The exercise: Identify the lines that contain the word "จพระส", then copy them.

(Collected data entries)
# # # # #
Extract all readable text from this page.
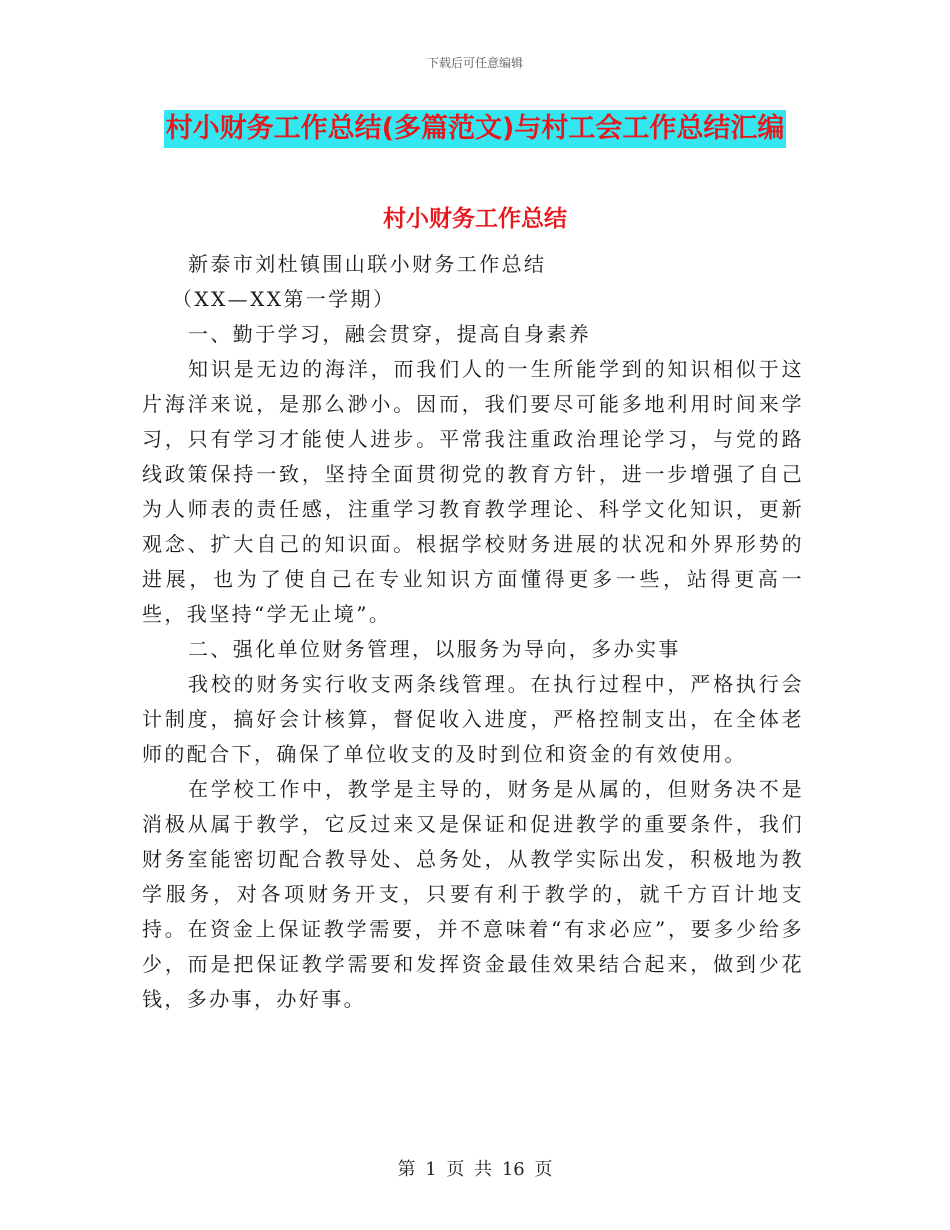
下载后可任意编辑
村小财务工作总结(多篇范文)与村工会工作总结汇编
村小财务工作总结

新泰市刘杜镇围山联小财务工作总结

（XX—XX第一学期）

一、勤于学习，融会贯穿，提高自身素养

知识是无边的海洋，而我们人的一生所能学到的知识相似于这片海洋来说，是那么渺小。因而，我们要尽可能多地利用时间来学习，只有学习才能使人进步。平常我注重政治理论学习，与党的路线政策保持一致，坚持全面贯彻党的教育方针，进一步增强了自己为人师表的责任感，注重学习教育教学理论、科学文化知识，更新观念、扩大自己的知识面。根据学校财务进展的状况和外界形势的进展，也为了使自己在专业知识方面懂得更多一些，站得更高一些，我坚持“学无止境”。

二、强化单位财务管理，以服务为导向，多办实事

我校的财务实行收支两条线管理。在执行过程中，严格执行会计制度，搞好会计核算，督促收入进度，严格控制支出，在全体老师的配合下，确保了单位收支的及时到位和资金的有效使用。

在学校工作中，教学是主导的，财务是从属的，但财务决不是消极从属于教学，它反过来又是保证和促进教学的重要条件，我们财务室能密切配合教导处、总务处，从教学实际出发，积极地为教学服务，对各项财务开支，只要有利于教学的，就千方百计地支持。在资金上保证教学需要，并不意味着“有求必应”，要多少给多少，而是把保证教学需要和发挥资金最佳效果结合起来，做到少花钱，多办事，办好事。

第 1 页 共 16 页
# # # # #
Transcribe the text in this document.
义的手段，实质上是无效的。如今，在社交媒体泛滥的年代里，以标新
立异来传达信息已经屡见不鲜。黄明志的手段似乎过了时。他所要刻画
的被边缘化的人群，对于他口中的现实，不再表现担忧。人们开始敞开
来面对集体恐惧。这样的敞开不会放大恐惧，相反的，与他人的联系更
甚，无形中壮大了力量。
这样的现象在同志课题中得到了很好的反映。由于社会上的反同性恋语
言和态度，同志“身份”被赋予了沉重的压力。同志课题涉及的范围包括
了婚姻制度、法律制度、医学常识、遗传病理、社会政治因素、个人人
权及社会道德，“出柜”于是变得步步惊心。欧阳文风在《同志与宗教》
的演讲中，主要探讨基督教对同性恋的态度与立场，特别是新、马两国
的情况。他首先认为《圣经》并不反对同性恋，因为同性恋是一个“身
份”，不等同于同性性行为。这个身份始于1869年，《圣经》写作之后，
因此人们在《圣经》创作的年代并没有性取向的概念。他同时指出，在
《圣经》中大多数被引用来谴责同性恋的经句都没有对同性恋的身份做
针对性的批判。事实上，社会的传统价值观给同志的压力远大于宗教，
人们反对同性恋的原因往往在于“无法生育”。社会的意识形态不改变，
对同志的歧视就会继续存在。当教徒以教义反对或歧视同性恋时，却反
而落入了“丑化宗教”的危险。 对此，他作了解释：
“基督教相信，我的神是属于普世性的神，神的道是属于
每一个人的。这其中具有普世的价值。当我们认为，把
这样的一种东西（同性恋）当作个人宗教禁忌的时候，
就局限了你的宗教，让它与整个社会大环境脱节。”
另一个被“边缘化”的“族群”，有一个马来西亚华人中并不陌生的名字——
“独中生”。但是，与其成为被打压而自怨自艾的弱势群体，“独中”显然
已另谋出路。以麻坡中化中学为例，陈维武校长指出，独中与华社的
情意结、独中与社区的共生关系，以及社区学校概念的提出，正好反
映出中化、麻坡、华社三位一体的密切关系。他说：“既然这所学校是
# # # # #
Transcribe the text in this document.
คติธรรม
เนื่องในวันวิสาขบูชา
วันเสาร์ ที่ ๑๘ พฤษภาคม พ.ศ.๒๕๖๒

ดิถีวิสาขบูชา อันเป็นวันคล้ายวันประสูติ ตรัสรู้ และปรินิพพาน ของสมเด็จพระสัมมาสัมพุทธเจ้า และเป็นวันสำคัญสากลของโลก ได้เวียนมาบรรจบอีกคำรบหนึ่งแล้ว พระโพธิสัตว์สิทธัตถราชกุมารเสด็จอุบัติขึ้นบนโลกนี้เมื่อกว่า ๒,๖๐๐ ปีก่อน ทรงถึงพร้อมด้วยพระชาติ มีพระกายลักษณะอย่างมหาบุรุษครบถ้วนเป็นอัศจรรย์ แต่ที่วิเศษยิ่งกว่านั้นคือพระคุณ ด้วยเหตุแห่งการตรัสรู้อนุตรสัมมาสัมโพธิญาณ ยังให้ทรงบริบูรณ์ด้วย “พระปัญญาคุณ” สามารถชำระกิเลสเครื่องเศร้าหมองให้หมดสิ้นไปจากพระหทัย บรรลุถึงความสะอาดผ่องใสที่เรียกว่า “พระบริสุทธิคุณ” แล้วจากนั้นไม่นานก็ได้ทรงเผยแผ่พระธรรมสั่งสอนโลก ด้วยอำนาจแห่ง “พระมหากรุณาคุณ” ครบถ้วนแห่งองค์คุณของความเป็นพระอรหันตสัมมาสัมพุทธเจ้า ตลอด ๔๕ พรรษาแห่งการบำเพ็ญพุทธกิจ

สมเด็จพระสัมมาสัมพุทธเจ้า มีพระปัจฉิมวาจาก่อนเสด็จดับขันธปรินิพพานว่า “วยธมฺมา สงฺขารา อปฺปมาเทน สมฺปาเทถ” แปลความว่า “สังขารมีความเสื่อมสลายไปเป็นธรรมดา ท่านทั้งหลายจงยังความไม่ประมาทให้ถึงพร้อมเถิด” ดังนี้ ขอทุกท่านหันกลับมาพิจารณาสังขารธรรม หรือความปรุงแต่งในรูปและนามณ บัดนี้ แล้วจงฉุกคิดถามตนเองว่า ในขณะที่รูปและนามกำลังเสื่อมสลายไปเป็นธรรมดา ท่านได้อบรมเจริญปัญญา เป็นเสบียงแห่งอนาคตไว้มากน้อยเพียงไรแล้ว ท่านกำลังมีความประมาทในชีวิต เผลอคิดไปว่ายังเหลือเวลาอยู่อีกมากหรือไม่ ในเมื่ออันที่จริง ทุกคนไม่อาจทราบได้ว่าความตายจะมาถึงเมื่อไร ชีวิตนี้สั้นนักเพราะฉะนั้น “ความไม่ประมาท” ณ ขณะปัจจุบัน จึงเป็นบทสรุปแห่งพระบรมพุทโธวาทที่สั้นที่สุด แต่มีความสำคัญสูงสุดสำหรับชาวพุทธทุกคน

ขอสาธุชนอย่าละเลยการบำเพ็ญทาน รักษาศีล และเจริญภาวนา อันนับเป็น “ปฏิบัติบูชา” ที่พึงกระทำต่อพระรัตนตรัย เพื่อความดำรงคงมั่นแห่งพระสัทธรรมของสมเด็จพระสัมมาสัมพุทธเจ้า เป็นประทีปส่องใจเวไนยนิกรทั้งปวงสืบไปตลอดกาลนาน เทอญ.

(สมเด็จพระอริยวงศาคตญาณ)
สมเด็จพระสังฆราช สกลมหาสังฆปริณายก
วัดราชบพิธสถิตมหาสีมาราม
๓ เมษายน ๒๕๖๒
# # # # #
Exercise answer:
ดิถีวิสาขบูชา อันเป็นวันคล้ายวันประสูติ ตรัสรู้ และปรินิพพาน ของสมเด็จพระสัมมาสัมพุทธเจ้า และเป็นวันสำคัญสากลของโลก ได้เวียนมาบรรจบอีกคำรบหนึ่งแล้ว พระโพธิสัตว์สิทธัตถราชกุมารเสด็จอุบัติขึ้นบนโลกนี้เมื่อกว่า ๒,๖๐๐ ปีก่อน ทรงถึงพร้อมด้วยพระชาติ มีพระกายลักษณะอย่างมหาบุรุษครบถ้วนเป็นอัศจรรย์ แต่ที่วิเศษยิ่งกว่านั้นคือพระคุณ ด้วยเหตุแห่งการตรัสรู้อนุตรสัมมาสัมโพธิญาณ ยังให้ทรงบริบูรณ์ด้วย “พระปัญญาคุณ” สามารถชำระกิเลสเครื่องเศร้าหมองให้หมดสิ้นไปจากพระหทัย บรรลุถึงความสะอาดผ่องใสที่เรียกว่า “พระบริสุทธิคุณ” แล้วจากนั้นไม่นานก็ได้ทรงเผยแผ่พระธรรมสั่งสอนโลก ด้วยอำนาจแห่ง “พระมหากรุณาคุณ” ครบถ้วนแห่งองค์คุณของความเป็นพระอรหันตสัมมาสัมพุทธเจ้า ตลอด ๔๕ พรรษาแห่งการบำเพ็ญพุทธกิจ
สมเด็จพระสัมมาสัมพุทธเจ้า มีพระปัจฉิมวาจาก่อนเสด็จดับขันธปรินิพพานว่า “วยธมฺมา สงฺขารา อปฺปมาเทน สมฺปาเทถ” แปลความว่า “สังขารมีความเสื่อมสลายไปเป็นธรรมดา ท่านทั้งหลายจงยังความไม่ประมาทให้ถึงพร้อมเถิด” ดังนี้ ขอทุกท่านหันกลับมาพิจารณาสังขารธรรม หรือความปรุงแต่งในรูปและนามณ บัดนี้ แล้วจงฉุกคิดถามตนเองว่า ในขณะที่รูปและนามกำลังเสื่อมสลายไปเป็นธรรมดา ท่านได้อบรมเจริญปัญญา เป็นเสบียงแห่งอนาคตไว้มากน้อยเพียงไรแล้ว ท่านกำลังมีความประมาทในชีวิต เผลอคิดไปว่ายังเหลือเวลาอยู่อีกมากหรือไม่ ในเมื่ออันที่จริง ทุกคนไม่อาจทราบได้ว่าความตายจะมาถึงเมื่อไร ชีวิตนี้สั้นนักเพราะฉะนั้น “ความไม่ประมาท” ณ ขณะปัจจุบัน จึงเป็นบทสรุปแห่งพระบรมพุทโธวาทที่สั้นที่สุด แต่มีความสำคัญสูงสุดสำหรับชาวพุทธทุกคน
ขอสาธุชนอย่าละเลยการบำเพ็ญทาน รักษาศีล และเจริญภาวนา อันนับเป็น “ปฏิบัติบูชา” ที่พึงกระทำต่อพระรัตนตรัย เพื่อความดำรงคงมั่นแห่งพระสัทธรรมของสมเด็จพระสัมมาสัมพุทธเจ้า เป็นประทีปส่องใจเวไนยนิกรทั้งปวงสืบไปตลอดกาลนาน เทอญ.
สมเด็จพระสังฆราช สกลมหาสังฆปริณายก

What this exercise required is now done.